>> begin INFORMATION SUPPLIED
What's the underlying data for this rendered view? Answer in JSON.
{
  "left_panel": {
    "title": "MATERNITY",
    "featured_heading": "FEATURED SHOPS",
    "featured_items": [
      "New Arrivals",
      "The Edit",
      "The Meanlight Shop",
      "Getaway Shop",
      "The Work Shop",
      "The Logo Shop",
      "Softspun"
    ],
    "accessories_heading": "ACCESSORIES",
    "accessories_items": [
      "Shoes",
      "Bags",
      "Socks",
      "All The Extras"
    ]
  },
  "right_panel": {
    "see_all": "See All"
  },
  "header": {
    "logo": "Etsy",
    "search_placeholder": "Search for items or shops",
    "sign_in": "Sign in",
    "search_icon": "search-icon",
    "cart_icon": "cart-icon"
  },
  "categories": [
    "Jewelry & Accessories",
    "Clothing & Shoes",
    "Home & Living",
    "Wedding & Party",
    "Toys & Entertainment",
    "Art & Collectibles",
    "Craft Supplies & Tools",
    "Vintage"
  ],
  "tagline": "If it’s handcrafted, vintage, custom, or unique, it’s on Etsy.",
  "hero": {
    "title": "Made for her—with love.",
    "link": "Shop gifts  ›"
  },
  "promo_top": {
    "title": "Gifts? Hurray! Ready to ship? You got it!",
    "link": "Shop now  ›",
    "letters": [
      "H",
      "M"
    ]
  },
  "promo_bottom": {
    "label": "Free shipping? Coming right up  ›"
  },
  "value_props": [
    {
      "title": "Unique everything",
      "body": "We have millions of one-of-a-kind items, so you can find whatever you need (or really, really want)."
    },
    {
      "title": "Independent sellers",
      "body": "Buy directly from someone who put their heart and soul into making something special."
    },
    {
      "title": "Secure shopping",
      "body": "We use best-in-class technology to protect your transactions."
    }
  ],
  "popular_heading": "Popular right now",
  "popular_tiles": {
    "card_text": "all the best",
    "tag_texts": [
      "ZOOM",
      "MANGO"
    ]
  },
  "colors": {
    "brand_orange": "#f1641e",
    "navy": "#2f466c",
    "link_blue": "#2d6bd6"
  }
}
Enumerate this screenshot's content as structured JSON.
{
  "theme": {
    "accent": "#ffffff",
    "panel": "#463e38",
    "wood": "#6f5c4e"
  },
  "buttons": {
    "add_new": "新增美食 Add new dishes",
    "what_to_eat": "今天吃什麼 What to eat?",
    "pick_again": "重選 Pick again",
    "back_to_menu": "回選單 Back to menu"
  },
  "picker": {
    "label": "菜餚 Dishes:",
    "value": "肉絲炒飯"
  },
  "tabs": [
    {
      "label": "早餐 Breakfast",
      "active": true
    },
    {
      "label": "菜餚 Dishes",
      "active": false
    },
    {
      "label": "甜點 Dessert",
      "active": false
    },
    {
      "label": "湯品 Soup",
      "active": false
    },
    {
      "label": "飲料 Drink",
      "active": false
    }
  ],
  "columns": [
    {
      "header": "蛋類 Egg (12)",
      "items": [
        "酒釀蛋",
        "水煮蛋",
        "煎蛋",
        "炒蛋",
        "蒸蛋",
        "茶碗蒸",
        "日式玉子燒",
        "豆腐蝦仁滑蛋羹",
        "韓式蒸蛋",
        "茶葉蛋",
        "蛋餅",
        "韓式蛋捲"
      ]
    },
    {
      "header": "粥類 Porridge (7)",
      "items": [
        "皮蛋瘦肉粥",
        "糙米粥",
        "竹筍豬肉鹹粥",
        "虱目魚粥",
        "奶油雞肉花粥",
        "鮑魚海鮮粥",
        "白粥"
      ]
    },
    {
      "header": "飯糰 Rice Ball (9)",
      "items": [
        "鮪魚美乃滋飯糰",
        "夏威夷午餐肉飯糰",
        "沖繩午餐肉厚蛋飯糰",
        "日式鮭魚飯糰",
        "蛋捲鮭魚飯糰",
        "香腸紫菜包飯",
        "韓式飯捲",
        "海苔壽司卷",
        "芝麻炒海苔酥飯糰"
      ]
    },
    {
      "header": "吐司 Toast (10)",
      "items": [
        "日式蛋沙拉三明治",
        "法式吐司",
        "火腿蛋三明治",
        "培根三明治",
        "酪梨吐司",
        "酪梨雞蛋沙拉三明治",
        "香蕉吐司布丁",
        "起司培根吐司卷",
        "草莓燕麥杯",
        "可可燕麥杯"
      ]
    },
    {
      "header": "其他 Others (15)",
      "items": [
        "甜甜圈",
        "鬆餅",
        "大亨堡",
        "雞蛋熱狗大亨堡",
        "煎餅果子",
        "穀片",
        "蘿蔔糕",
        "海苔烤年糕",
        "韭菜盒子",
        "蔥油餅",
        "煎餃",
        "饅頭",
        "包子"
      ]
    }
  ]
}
>> end INFORMATION SUPPLIED
(INSTRUCTIONS TO FOLLOW): Please reproduce the entire listing, exactly as shown.

(IN RESPONSE):
What's the underlying data for this rendered view? Answer in JSON.
{
  "left_panel": {
    "title": "MATERNITY",
    "featured_heading": "FEATURED SHOPS",
    "featured_items": [
      "New Arrivals",
      "The Edit",
      "The Meanlight Shop",
      "Getaway Shop",
      "The Work Shop",
      "The Logo Shop",
      "Softspun"
    ],
    "accessories_heading": "ACCESSORIES",
    "accessories_items": [
      "Shoes",
      "Bags",
      "Socks",
      "All The Extras"
    ]
  },
  "right_panel": {
    "see_all": "See All"
  },
  "header": {
    "logo": "Etsy",
    "search_placeholder": "Search for items or shops",
    "sign_in": "Sign in",
    "search_icon": "search-icon",
    "cart_icon": "cart-icon"
  },
  "categories": [
    "Jewelry & Accessories",
    "Clothing & Shoes",
    "Home & Living",
    "Wedding & Party",
    "Toys & Entertainment",
    "Art & Collectibles",
    "Craft Supplies & Tools",
    "Vintage"
  ],
  "tagline": "If it’s handcrafted, vintage, custom, or unique, it’s on Etsy.",
  "hero": {
    "title": "Made for her—with love.",
    "link": "Shop gifts  ›"
  },
  "promo_top": {
    "title": "Gifts? Hurray! Ready to ship? You got it!",
    "link": "Shop now  ›",
    "letters": [
      "H",
      "M"
    ]
  },
  "promo_bottom": {
    "label": "Free shipping? Coming right up  ›"
  },
  "value_props": [
    {
      "title": "Unique everything",
      "body": "We have millions of one-of-a-kind items, so you can find whatever you need (or really, really want)."
    },
    {
      "title": "Independent sellers",
      "body": "Buy directly from someone who put their heart and soul into making something special."
    },
    {
      "title": "Secure shopping",
      "body": "We use best-in-class technology to protect your transactions."
    }
  ],
  "popular_heading": "Popular right now",
  "popular_tiles": {
    "card_text": "all the best",
    "tag_texts": [
      "ZOOM",
      "MANGO"
    ]
  },
  "colors": {
    "brand_orange": "#f1641e",
    "navy": "#2f466c",
    "link_blue": "#2d6bd6"
  }
}
Enumerate this screenshot's content as structured JSON.
{
  "theme": {
    "accent": "#ffffff",
    "panel": "#463e38",
    "wood": "#6f5c4e"
  },
  "buttons": {
    "add_new": "新增美食 Add new dishes",
    "what_to_eat": "今天吃什麼 What to eat?",
    "pick_again": "重選 Pick again",
    "back_to_menu": "回選單 Back to menu"
  },
  "picker": {
    "label": "菜餚 Dishes:",
    "value": "肉絲炒飯"
  },
  "tabs": [
    {
      "label": "早餐 Breakfast",
      "active": true
    },
    {
      "label": "菜餚 Dishes",
      "active": false
    },
    {
      "label": "甜點 Dessert",
      "active": false
    },
    {
      "label": "湯品 Soup",
      "active": false
    },
    {
      "label": "飲料 Drink",
      "active": false
    }
  ],
  "columns": [
    {
      "header": "蛋類 Egg (12)",
      "items": [
        "酒釀蛋",
        "水煮蛋",
        "煎蛋",
        "炒蛋",
        "蒸蛋",
        "茶碗蒸",
        "日式玉子燒",
        "豆腐蝦仁滑蛋羹",
        "韓式蒸蛋",
        "茶葉蛋",
        "蛋餅",
        "韓式蛋捲"
      ]
    },
    {
      "header": "粥類 Porridge (7)",
      "items": [
        "皮蛋瘦肉粥",
        "糙米粥",
        "竹筍豬肉鹹粥",
        "虱目魚粥",
        "奶油雞肉花粥",
        "鮑魚海鮮粥",
        "白粥"
      ]
    },
    {
      "header": "飯糰 Rice Ball (9)",
      "items": [
        "鮪魚美乃滋飯糰",
        "夏威夷午餐肉飯糰",
        "沖繩午餐肉厚蛋飯糰",
        "日式鮭魚飯糰",
        "蛋捲鮭魚飯糰",
        "香腸紫菜包飯",
        "韓式飯捲",
        "海苔壽司卷",
        "芝麻炒海苔酥飯糰"
      ]
    },
    {
      "header": "吐司 Toast (10)",
      "items": [
        "日式蛋沙拉三明治",
        "法式吐司",
        "火腿蛋三明治",
        "培根三明治",
        "酪梨吐司",
        "酪梨雞蛋沙拉三明治",
        "香蕉吐司布丁",
        "起司培根吐司卷",
        "草莓燕麥杯",
        "可可燕麥杯"
      ]
    },
    {
      "header": "其他 Others (15)",
      "items": [
        "甜甜圈",
        "鬆餅",
        "大亨堡",
        "雞蛋熱狗大亨堡",
        "煎餅果子",
        "穀片",
        "蘿蔔糕",
        "海苔烤年糕",
        "韭菜盒子",
        "蔥油餅",
        "煎餃",
        "饅頭",
        "包子"
      ]
    }
  ]
}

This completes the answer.